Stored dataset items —
┄┄┄┄┄┄┄┄┄┄┄┄┄┄┄┄┄┄┄┄
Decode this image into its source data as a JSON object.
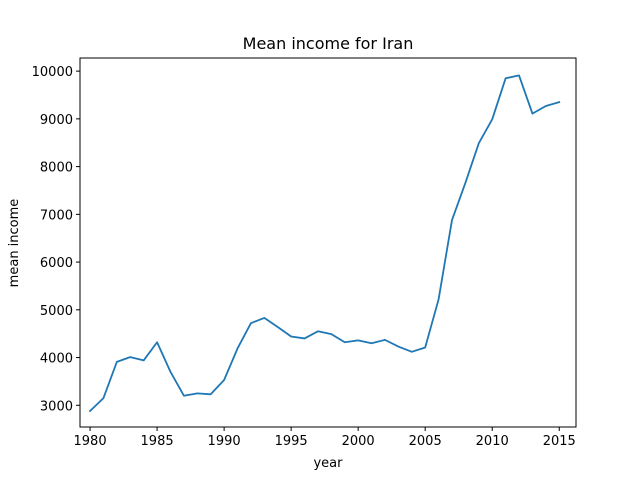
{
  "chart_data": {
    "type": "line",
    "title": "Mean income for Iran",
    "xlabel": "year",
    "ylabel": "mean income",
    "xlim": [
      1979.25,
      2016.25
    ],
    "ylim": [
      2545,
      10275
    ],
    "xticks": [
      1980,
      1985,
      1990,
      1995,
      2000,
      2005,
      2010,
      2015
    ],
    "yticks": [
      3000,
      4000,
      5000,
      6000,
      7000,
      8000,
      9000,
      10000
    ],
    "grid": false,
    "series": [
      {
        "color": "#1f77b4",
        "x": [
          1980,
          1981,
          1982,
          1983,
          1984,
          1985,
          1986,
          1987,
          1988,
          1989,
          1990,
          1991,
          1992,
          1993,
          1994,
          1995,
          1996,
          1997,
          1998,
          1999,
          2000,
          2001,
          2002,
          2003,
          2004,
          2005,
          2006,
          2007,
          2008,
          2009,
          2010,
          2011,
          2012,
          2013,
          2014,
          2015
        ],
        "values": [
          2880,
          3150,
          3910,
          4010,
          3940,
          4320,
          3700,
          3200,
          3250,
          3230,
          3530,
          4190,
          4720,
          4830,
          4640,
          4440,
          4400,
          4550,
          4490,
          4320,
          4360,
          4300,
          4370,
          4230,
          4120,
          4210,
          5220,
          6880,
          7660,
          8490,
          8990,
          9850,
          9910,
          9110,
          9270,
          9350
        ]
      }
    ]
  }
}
┄┄┄┄┄┄┄┄┄┄┄┄┄┄┄┄┄┄┄┄
THE TASK — Say how many lines hold the word "income", giving the number and nothing else.

WRITTEN RESPONSE — 2